Every record must be transcribed in its entirety, apart from the images, which are to be omitted.

== Stored items ==
-------------------------
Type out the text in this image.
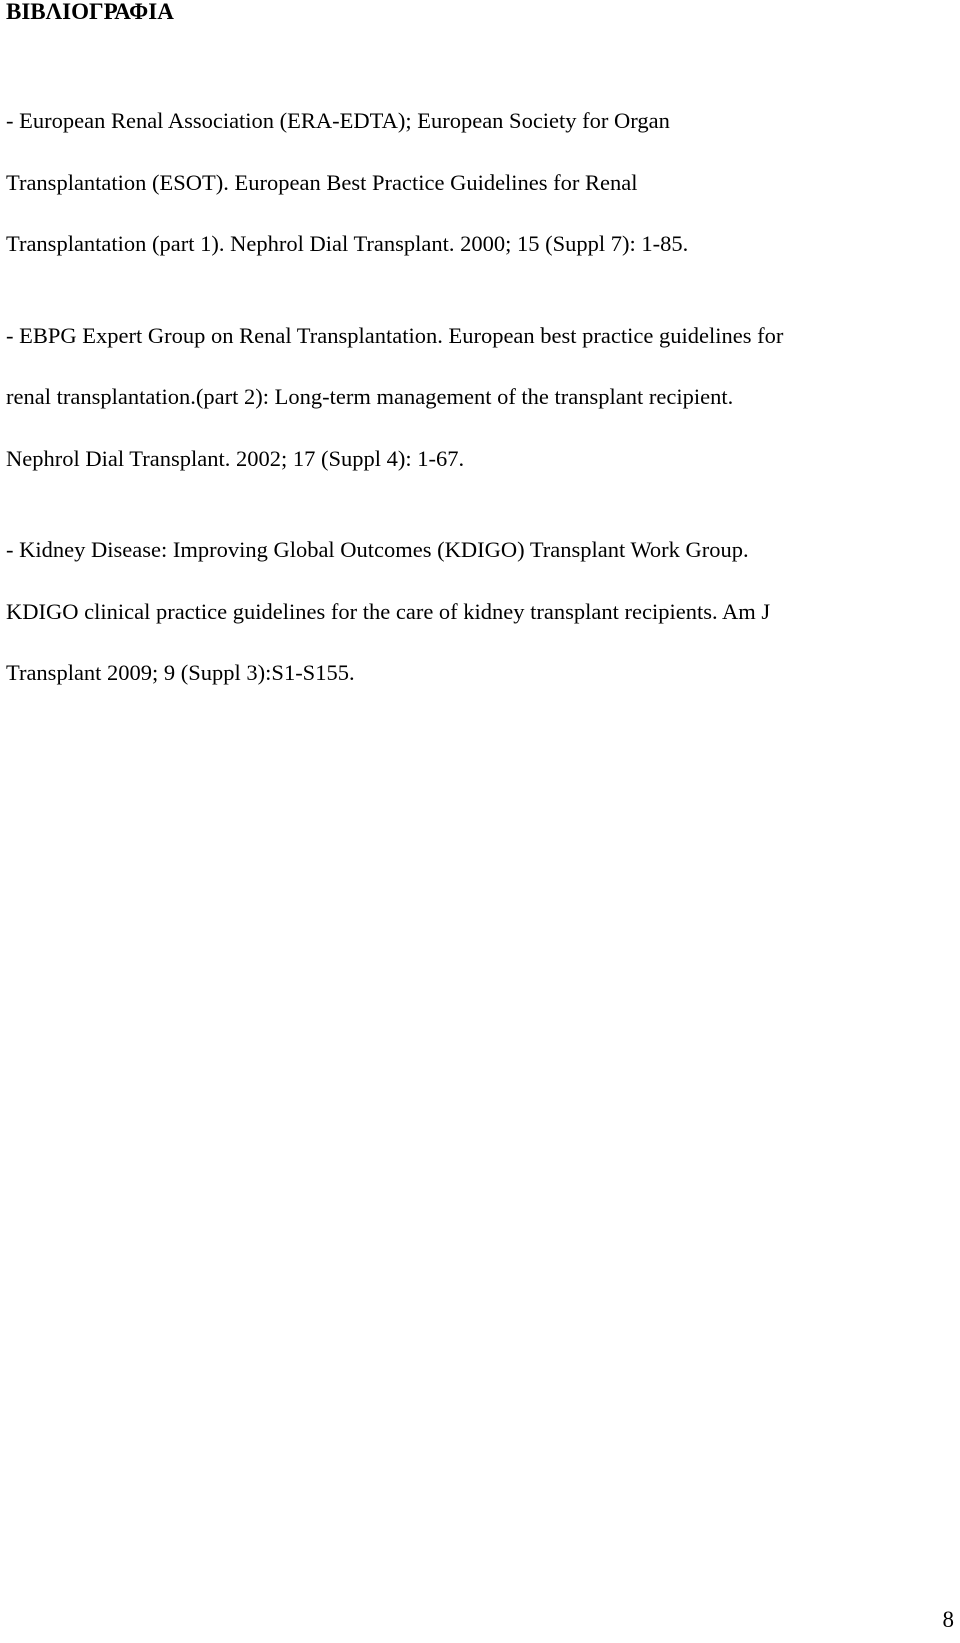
ΒΙΒΛΙΟΓΡΑΦΙΑ
- European Renal Association (ERA-EDTA); European Society for Organ
Transplantation (ESOT). European Best Practice Guidelines for Renal
Transplantation (part 1). Nephrol Dial Transplant. 2000; 15 (Suppl 7): 1-85.
- EBPG Expert Group on Renal Transplantation. European best practice guidelines for
renal transplantation.(part 2): Long-term management of the transplant recipient.
Nephrol Dial Transplant. 2002; 17 (Suppl 4): 1-67.
- Kidney Disease: Improving Global Outcomes (KDIGO) Transplant Work Group.
KDIGO clinical practice guidelines for the care of kidney transplant recipients. Am J
Transplant 2009; 9 (Suppl 3):S1-S155.
8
-------------------------
== WORKED ANSWER ==
Type out the text in this image.
ΒΙΒΛΙΟΓΡΑΦΙΑ
- European Renal Association (ERA-EDTA); European Society for Organ
Transplantation (ESOT). European Best Practice Guidelines for Renal
Transplantation (part 1). Nephrol Dial Transplant. 2000; 15 (Suppl 7): 1-85.
- EBPG Expert Group on Renal Transplantation. European best practice guidelines for
renal transplantation.(part 2): Long-term management of the transplant recipient.
Nephrol Dial Transplant. 2002; 17 (Suppl 4): 1-67.
- Kidney Disease: Improving Global Outcomes (KDIGO) Transplant Work Group.
KDIGO clinical practice guidelines for the care of kidney transplant recipients. Am J
Transplant 2009; 9 (Suppl 3):S1-S155.
8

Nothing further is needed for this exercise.